> [What you have to do] Scan the data. Collect each line that contains the word "travail".

> [Supplied material]
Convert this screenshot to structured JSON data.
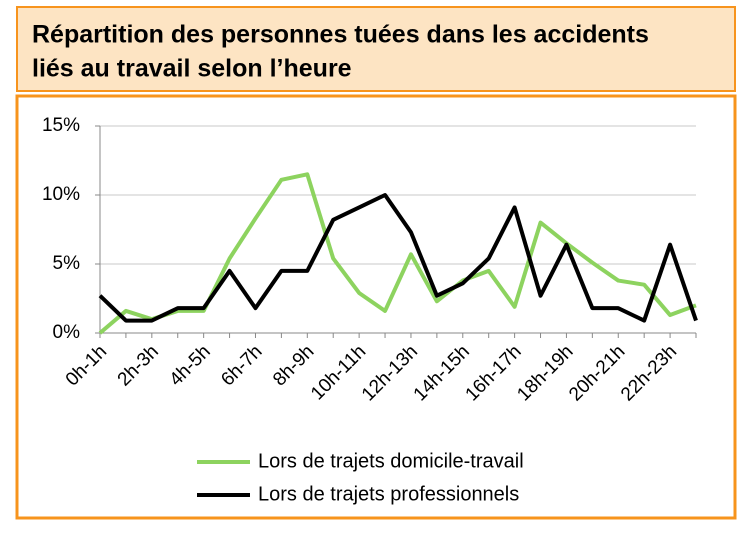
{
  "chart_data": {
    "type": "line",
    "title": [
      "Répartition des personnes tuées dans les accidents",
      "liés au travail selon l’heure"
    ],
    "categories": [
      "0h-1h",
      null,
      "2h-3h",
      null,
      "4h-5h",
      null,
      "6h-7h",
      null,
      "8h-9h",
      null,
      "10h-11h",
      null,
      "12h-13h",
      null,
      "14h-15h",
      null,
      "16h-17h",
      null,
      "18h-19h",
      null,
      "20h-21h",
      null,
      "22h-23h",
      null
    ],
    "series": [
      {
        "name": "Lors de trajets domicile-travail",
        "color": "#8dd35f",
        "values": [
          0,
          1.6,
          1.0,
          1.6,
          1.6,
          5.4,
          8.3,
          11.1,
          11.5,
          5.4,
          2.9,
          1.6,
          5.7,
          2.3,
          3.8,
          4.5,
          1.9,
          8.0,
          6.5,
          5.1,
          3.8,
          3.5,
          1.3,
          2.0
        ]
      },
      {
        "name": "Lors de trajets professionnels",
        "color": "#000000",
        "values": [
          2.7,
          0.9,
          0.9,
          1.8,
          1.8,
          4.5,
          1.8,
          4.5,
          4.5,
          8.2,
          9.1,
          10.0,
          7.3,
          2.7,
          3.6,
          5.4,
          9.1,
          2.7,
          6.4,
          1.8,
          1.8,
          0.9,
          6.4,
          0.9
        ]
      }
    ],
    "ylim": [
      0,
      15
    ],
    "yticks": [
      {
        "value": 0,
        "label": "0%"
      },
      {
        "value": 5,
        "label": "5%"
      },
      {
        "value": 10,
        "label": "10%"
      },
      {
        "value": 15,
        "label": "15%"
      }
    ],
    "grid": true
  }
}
--
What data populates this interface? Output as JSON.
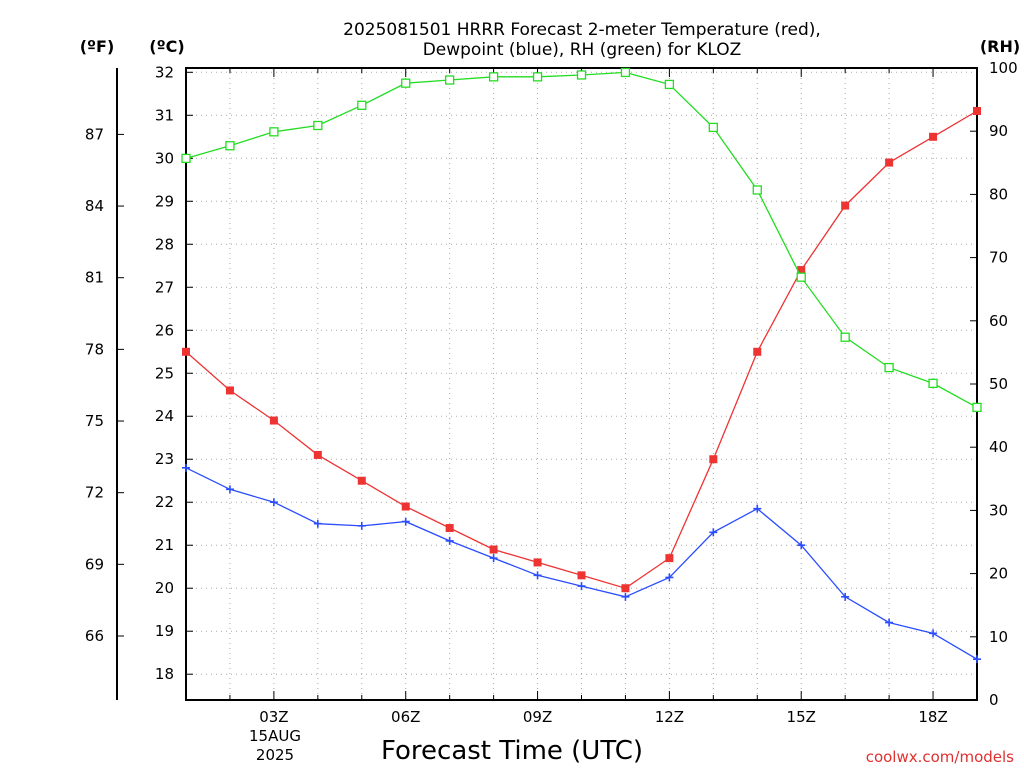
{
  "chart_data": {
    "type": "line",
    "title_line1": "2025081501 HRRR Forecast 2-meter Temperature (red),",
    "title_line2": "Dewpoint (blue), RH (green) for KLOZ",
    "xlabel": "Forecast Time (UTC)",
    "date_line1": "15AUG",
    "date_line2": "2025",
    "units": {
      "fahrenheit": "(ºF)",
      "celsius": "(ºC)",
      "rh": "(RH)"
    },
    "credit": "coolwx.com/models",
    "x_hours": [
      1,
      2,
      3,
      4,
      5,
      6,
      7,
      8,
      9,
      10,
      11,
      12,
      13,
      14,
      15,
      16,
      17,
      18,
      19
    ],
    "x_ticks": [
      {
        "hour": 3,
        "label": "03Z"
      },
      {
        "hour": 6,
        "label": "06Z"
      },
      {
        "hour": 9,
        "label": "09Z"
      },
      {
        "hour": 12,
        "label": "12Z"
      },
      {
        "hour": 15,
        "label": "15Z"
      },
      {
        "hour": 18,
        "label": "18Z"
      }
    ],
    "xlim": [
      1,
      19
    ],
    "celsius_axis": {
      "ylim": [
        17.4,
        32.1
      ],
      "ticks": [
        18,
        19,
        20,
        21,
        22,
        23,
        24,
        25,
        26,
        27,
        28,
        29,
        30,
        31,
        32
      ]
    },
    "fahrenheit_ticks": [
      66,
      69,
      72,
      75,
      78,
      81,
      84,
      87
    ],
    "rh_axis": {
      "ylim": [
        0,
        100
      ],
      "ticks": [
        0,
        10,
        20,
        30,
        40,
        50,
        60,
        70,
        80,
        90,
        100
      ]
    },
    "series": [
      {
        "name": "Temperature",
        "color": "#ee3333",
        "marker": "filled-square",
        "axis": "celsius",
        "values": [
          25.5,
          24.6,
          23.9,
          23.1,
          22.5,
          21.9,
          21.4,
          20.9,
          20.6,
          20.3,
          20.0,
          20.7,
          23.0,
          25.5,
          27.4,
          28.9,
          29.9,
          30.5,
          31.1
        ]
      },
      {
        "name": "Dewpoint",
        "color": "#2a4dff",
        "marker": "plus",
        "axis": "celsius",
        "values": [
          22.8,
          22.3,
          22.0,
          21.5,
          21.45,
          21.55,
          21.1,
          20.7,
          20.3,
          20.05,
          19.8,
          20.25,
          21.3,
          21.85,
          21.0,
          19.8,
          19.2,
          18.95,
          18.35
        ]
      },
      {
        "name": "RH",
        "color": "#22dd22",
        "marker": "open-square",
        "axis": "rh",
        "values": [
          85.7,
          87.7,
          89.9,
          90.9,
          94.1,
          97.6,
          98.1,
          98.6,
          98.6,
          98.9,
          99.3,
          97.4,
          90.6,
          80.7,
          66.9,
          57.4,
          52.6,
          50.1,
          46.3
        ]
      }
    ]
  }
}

> [Expected answer]
      "liés au travail selon l’heure"
        "name": "Lors de trajets domicile-travail",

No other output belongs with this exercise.